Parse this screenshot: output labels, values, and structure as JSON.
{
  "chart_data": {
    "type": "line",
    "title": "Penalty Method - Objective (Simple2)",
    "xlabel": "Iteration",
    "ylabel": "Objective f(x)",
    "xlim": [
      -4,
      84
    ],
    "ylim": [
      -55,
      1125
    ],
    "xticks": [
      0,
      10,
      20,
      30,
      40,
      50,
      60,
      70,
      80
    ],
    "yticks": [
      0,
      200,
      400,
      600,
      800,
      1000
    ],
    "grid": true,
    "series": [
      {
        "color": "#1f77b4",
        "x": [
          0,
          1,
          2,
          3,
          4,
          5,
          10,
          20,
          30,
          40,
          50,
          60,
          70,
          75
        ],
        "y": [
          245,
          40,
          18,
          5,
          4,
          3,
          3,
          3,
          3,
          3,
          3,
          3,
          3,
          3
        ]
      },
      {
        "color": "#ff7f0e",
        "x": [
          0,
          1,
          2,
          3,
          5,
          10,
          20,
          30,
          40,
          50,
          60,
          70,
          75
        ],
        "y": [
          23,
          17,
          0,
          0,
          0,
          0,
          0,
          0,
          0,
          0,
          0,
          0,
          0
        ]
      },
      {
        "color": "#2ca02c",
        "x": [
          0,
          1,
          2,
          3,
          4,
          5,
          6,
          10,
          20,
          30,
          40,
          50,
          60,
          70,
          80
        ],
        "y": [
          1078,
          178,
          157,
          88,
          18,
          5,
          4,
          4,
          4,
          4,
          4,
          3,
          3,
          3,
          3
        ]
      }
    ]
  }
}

Work to be completed —
Give a word-for-word copy of the records.

Reply to the exercise —
Parse this screenshot: output labels, values, and structure as JSON.
{
  "chart_data": {
    "type": "line",
    "title": "Penalty Method - Objective (Simple2)",
    "xlabel": "Iteration",
    "ylabel": "Objective f(x)",
    "xlim": [
      -4,
      84
    ],
    "ylim": [
      -55,
      1125
    ],
    "xticks": [
      0,
      10,
      20,
      30,
      40,
      50,
      60,
      70,
      80
    ],
    "yticks": [
      0,
      200,
      400,
      600,
      800,
      1000
    ],
    "grid": true,
    "series": [
      {
        "color": "#1f77b4",
        "x": [
          0,
          1,
          2,
          3,
          4,
          5,
          10,
          20,
          30,
          40,
          50,
          60,
          70,
          75
        ],
        "y": [
          245,
          40,
          18,
          5,
          4,
          3,
          3,
          3,
          3,
          3,
          3,
          3,
          3,
          3
        ]
      },
      {
        "color": "#ff7f0e",
        "x": [
          0,
          1,
          2,
          3,
          5,
          10,
          20,
          30,
          40,
          50,
          60,
          70,
          75
        ],
        "y": [
          23,
          17,
          0,
          0,
          0,
          0,
          0,
          0,
          0,
          0,
          0,
          0,
          0
        ]
      },
      {
        "color": "#2ca02c",
        "x": [
          0,
          1,
          2,
          3,
          4,
          5,
          6,
          10,
          20,
          30,
          40,
          50,
          60,
          70,
          80
        ],
        "y": [
          1078,
          178,
          157,
          88,
          18,
          5,
          4,
          4,
          4,
          4,
          4,
          3,
          3,
          3,
          3
        ]
      }
    ]
  }
}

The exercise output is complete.